[Start]
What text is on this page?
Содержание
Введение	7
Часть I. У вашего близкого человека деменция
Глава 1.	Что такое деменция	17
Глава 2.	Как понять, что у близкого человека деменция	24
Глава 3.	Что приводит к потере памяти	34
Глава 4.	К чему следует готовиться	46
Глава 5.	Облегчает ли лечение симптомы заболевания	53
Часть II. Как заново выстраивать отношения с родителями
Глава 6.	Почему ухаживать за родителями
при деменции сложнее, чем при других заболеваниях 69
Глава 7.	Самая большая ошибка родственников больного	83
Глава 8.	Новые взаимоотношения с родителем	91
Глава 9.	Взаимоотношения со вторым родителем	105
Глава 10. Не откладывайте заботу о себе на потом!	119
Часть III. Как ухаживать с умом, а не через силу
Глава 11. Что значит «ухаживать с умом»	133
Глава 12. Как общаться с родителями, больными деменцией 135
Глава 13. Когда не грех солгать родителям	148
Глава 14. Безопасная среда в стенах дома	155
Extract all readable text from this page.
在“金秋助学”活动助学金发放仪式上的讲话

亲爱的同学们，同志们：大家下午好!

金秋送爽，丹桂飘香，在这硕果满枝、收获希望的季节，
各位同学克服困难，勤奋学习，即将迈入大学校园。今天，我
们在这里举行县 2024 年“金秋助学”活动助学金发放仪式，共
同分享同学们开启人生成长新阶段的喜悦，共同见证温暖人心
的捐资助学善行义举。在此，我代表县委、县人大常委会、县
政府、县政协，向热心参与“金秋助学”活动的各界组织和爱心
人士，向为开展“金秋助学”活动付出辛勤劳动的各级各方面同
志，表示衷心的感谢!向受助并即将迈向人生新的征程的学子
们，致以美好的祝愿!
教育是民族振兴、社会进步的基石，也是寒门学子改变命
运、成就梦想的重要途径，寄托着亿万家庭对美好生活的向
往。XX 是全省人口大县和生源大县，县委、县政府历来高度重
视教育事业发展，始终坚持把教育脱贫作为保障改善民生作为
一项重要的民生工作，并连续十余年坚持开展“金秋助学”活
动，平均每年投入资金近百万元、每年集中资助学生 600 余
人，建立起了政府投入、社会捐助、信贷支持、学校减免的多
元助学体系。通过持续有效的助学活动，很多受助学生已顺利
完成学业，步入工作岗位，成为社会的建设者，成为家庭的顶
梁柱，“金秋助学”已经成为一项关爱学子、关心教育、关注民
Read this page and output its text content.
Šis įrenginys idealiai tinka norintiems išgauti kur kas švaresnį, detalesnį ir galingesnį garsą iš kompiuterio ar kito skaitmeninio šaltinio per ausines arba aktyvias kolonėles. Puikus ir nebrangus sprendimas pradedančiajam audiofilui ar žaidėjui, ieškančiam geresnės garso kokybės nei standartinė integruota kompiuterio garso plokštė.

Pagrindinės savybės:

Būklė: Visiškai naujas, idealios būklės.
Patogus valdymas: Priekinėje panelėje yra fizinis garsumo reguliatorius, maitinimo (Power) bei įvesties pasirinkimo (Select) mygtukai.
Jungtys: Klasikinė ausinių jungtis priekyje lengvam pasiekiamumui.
[End]
» What the task asks: Your answer should be a single number: the count of lines containing the word "ухаживать".

» Reply: 3